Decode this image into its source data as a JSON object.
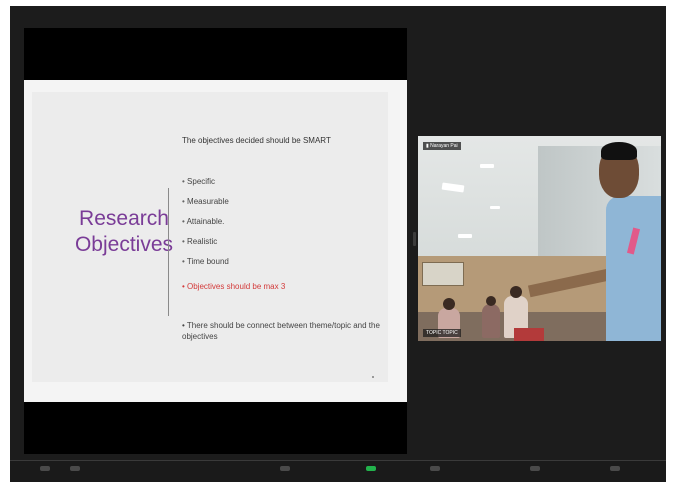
{
  "slide": {
    "title": "Research Objectives",
    "heading": "The objectives decided should be SMART",
    "bullets": [
      "Specific",
      "Measurable",
      "Attainable.",
      "Realistic",
      "Time bound"
    ],
    "highlight": "Objectives should be max 3",
    "note": "There should be connect between theme/topic and the objectives"
  },
  "video": {
    "top_label": "Narayan Pai",
    "bottom_label": "TOPIC TOPIC"
  },
  "colors": {
    "title": "#7a3c97",
    "highlight": "#d33a3a",
    "window_bg": "#1c1c1c",
    "active_control": "#22b24c"
  },
  "icons": [
    "camera-indicator-icon"
  ]
}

□ □ □ □ □ □ □

To do: Without the images, write out each line of the data verbatim.

Answer to the exercise:
Decode this image into its source data as a JSON object.
{
  "slide": {
    "title": "Research Objectives",
    "heading": "The objectives decided should be SMART",
    "bullets": [
      "Specific",
      "Measurable",
      "Attainable.",
      "Realistic",
      "Time bound"
    ],
    "highlight": "Objectives should be max 3",
    "note": "There should be connect between theme/topic and the objectives"
  },
  "video": {
    "top_label": "Narayan Pai",
    "bottom_label": "TOPIC TOPIC"
  },
  "colors": {
    "title": "#7a3c97",
    "highlight": "#d33a3a",
    "window_bg": "#1c1c1c",
    "active_control": "#22b24c"
  },
  "icons": [
    "camera-indicator-icon"
  ]
}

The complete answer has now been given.